>> begin

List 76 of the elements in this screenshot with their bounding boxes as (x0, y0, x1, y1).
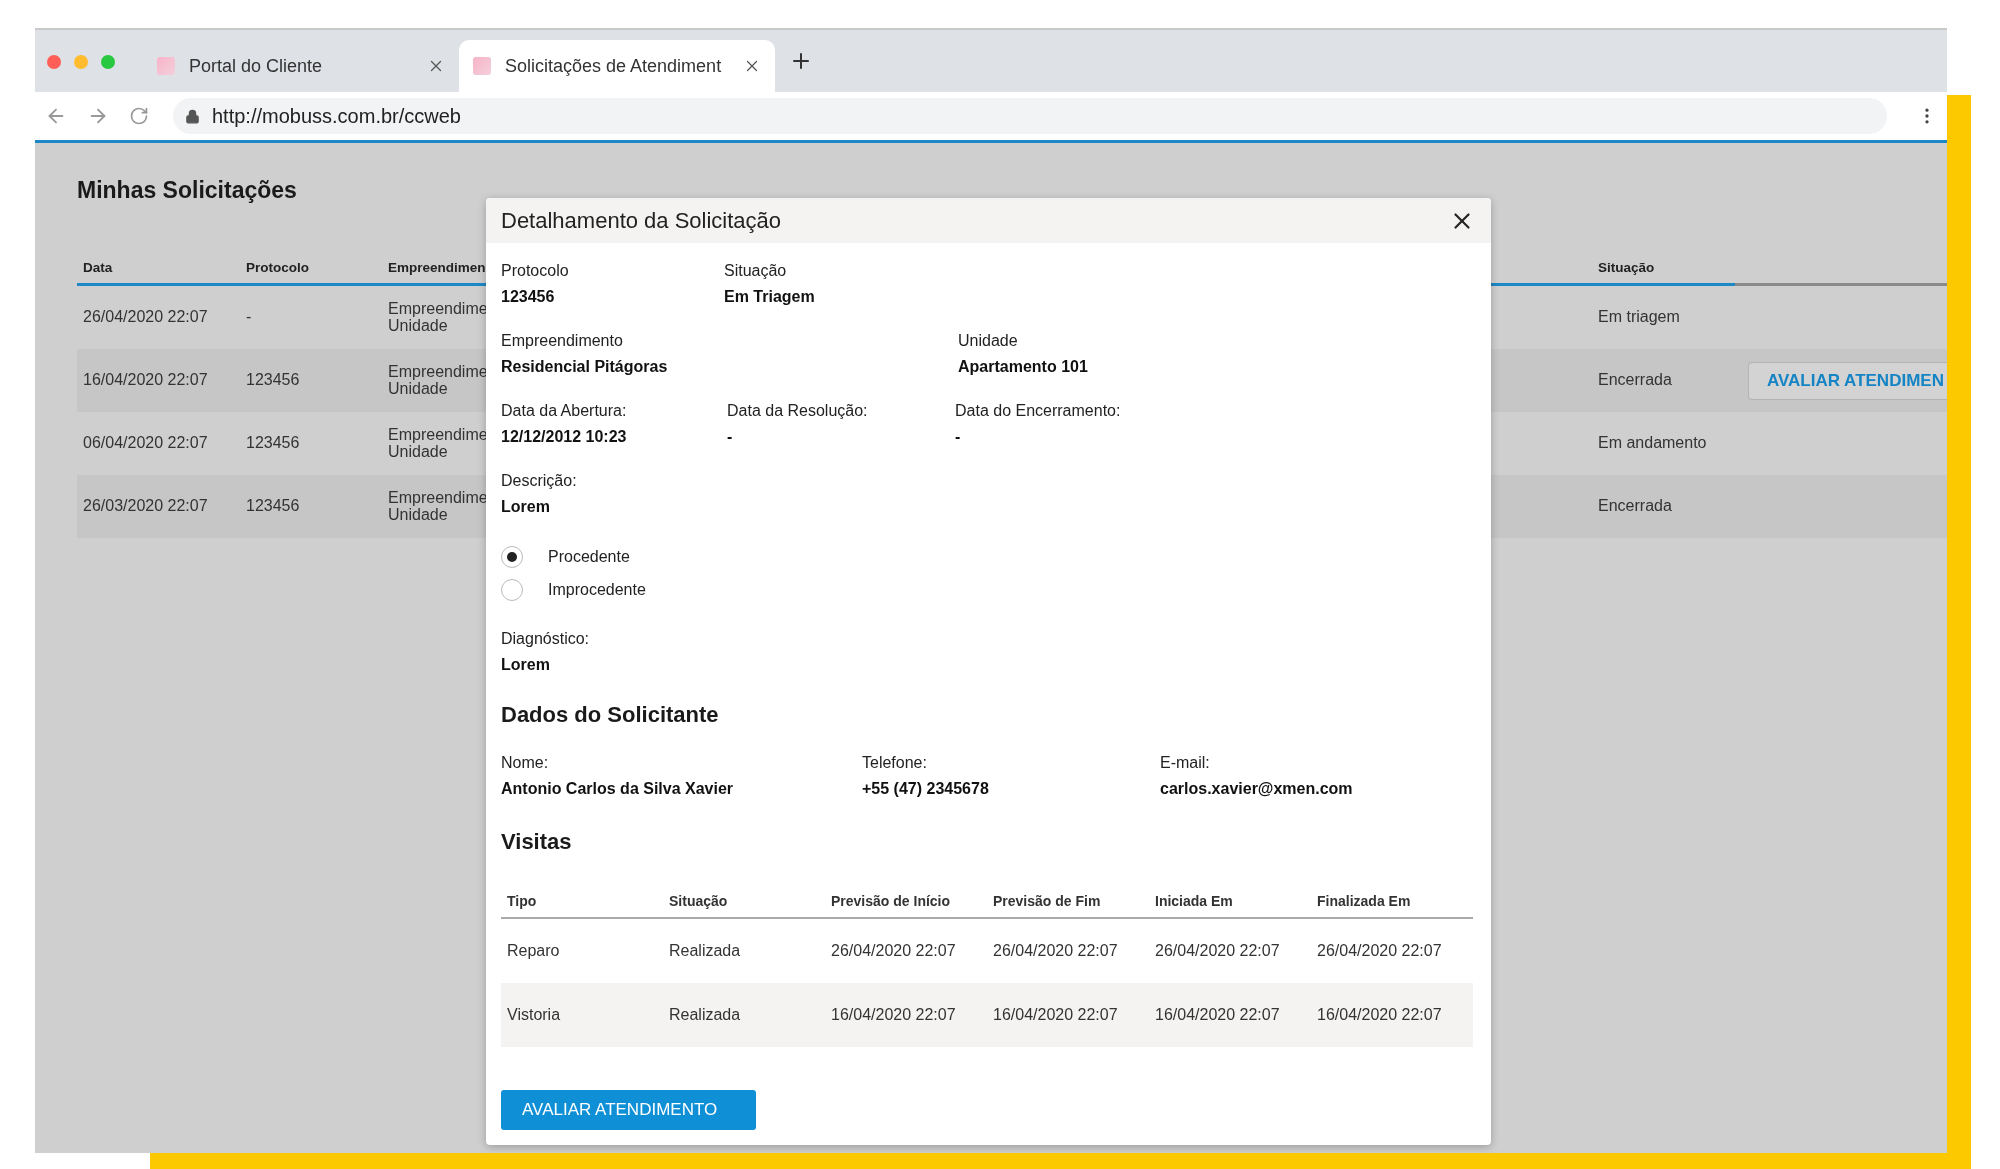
field-value: - (955, 427, 962, 447)
field-value: carlos.xavier@xmen.com (1160, 779, 1354, 799)
field-label: Protocolo (501, 261, 570, 281)
field-label: E-mail: (1160, 753, 1211, 773)
field-value: +55 (47) 2345678 (862, 779, 990, 799)
url-text: http://mobuss.com.br/ccweb (212, 104, 461, 128)
table-cell-text: 123456 (246, 372, 301, 389)
field-value: Em Triagem (724, 287, 816, 307)
table-cell: 16/04/2020 22:07 (1155, 1006, 1280, 1024)
field-label: Empreendimento (501, 331, 624, 351)
table-cell-text: Empreendime (388, 489, 489, 507)
field-value: Antonio Carlos da Silva Xavier (501, 779, 735, 799)
table-cell: Realizada (669, 1006, 741, 1024)
favicon-icon (157, 57, 175, 75)
favicon-icon (473, 57, 491, 75)
browser-tab[interactable]: Solicitações de Atendiment (459, 40, 775, 92)
dialog-title: Detalhamento da Solicitação (501, 207, 782, 234)
table-cell-text: Encerrada (1598, 372, 1673, 389)
field-value: Lorem (501, 497, 551, 517)
table-cell-text: 26/03/2020 22:07 (83, 498, 209, 515)
table-cell: Realizada (669, 942, 741, 960)
table-cell-text: Unidade (388, 506, 448, 524)
table-cell-text: 16/04/2020 22:07 (83, 372, 209, 389)
field-label: Situação (724, 261, 788, 281)
column-header: Data (77, 252, 240, 286)
field-label: Diagnóstico: (501, 629, 591, 649)
field-value: Residencial Pitágoras (501, 357, 669, 377)
table-cell-text: 06/04/2020 22:07 (83, 435, 209, 452)
lock-icon (185, 108, 200, 124)
table-cell-text: Empreendime (388, 300, 489, 318)
field-label: Unidade (958, 331, 1019, 351)
table-cell-text: Empreendime (388, 363, 489, 381)
table-cell: 26/04/2020 22:07 (1317, 942, 1442, 960)
field-value: 12/12/2012 10:23 (501, 427, 628, 447)
table-cell-text: Em andamento (1598, 435, 1708, 452)
radio-label[interactable]: Procedente (548, 548, 630, 566)
column-header: Protocolo (240, 252, 382, 286)
table-cell-text: Unidade (388, 443, 448, 461)
reload-icon[interactable] (129, 106, 149, 126)
table-cell-text: Unidade (388, 317, 448, 335)
table-cell-text: - (246, 309, 253, 326)
field-label: Telefone: (862, 753, 928, 773)
table-cell: 26/04/2020 22:07 (993, 942, 1118, 960)
table-cell-text: 123456 (246, 498, 301, 515)
table-cell-text: Unidade (388, 380, 448, 398)
field-value: Lorem (501, 655, 551, 675)
table-cell: Reparo (507, 942, 560, 960)
table-cell-text: 26/04/2020 22:07 (83, 309, 209, 326)
table-cell: 26/04/2020 22:07 (831, 942, 956, 960)
field-value: 123456 (501, 287, 556, 307)
browser-tab[interactable]: Portal do Cliente (143, 40, 459, 92)
table-cell: 16/04/2020 22:07 (993, 1006, 1118, 1024)
field-label: Nome: (501, 753, 550, 773)
section-heading: Dados do Solicitante (501, 702, 720, 728)
table-cell-text: 123456 (246, 435, 301, 452)
field-label: Descrição: (501, 471, 578, 491)
radio-label[interactable]: Improcedente (548, 581, 646, 599)
close-window-icon[interactable] (47, 55, 61, 69)
table-cell: Vistoria (507, 1006, 561, 1024)
table-cell-text: Em triagem (1598, 309, 1681, 326)
field-value: Apartamento 101 (958, 357, 1089, 377)
maximize-window-icon[interactable] (101, 55, 115, 69)
column-header: Situação (1592, 252, 1735, 286)
table-cell: 26/04/2020 22:07 (1155, 942, 1280, 960)
field-label: Data da Resolução: (727, 401, 869, 421)
field-value: - (727, 427, 734, 447)
evaluate-button[interactable]: AVALIAR ATENDIMENTO (501, 1090, 756, 1130)
table-cell: 16/04/2020 22:07 (1317, 1006, 1442, 1024)
field-label: Data do Encerramento: (955, 401, 1122, 421)
table-cell-text: Empreendime (388, 426, 489, 444)
table-cell: 16/04/2020 22:07 (831, 1006, 956, 1024)
address-bar[interactable]: http://mobuss.com.br/ccweb (173, 98, 1887, 134)
table-cell-text: Encerrada (1598, 498, 1673, 515)
field-label: Data da Abertura: (501, 401, 628, 421)
section-heading: Visitas (501, 829, 573, 855)
page-title: Minhas Solicitações (77, 177, 298, 204)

>> end

**WHAT TO DO**
Copy out the lines in the stretch from the one containing "field-value: - (955, 427, 962, 447)" through the one containing "table-cell-text: Unidade (388, 380, 448, 398)", both included, exactly as they appear.

**WORKED ANSWER**
field-value: - (955, 427, 962, 447)
field-value: carlos.xavier@xmen.com (1160, 779, 1354, 799)
field-label: Protocolo (501, 261, 570, 281)
field-label: E-mail: (1160, 753, 1211, 773)
field-value: +55 (47) 2345678 (862, 779, 990, 799)
url-text: http://mobuss.com.br/ccweb (212, 104, 461, 128)
table-cell-text: 123456 (246, 372, 301, 389)
field-value: Em Triagem (724, 287, 816, 307)
table-cell: 16/04/2020 22:07 (1155, 1006, 1280, 1024)
field-label: Empreendimento (501, 331, 624, 351)
table-cell-text: Empreendime (388, 489, 489, 507)
field-value: Antonio Carlos da Silva Xavier (501, 779, 735, 799)
table-cell: Realizada (669, 1006, 741, 1024)
favicon-icon (157, 57, 175, 75)
favicon-icon (473, 57, 491, 75)
browser-tab[interactable]: Solicitações de Atendiment (459, 40, 775, 92)
dialog-title: Detalhamento da Solicitação (501, 207, 782, 234)
table-cell-text: Encerrada (1598, 372, 1673, 389)
field-value: Lorem (501, 497, 551, 517)
table-cell-text: 26/03/2020 22:07 (83, 498, 209, 515)
table-cell: Realizada (669, 942, 741, 960)
table-cell-text: Unidade (388, 506, 448, 524)
table-cell-text: 16/04/2020 22:07 (83, 372, 209, 389)
field-label: Situação (724, 261, 788, 281)
column-header: Data (77, 252, 240, 286)
field-label: Diagnóstico: (501, 629, 591, 649)
field-value: Residencial Pitágoras (501, 357, 669, 377)
table-cell-text: 06/04/2020 22:07 (83, 435, 209, 452)
lock-icon (185, 108, 200, 124)
table-cell-text: Empreendime (388, 300, 489, 318)
field-label: Unidade (958, 331, 1019, 351)
table-cell-text: Empreendime (388, 363, 489, 381)
table-cell: 26/04/2020 22:07 (1317, 942, 1442, 960)
field-value: 12/12/2012 10:23 (501, 427, 628, 447)
table-cell-text: Em andamento (1598, 435, 1708, 452)
radio-label[interactable]: Procedente (548, 548, 630, 566)
column-header: Protocolo (240, 252, 382, 286)
table-cell-text: Unidade (388, 443, 448, 461)
reload-icon[interactable] (129, 106, 149, 126)
table-cell-text: Unidade (388, 317, 448, 335)
table-cell-text: - (246, 309, 253, 326)
field-label: Telefone: (862, 753, 928, 773)
table-cell: 26/04/2020 22:07 (993, 942, 1118, 960)
table-cell-text: 123456 (246, 498, 301, 515)
table-cell-text: Unidade (388, 380, 448, 398)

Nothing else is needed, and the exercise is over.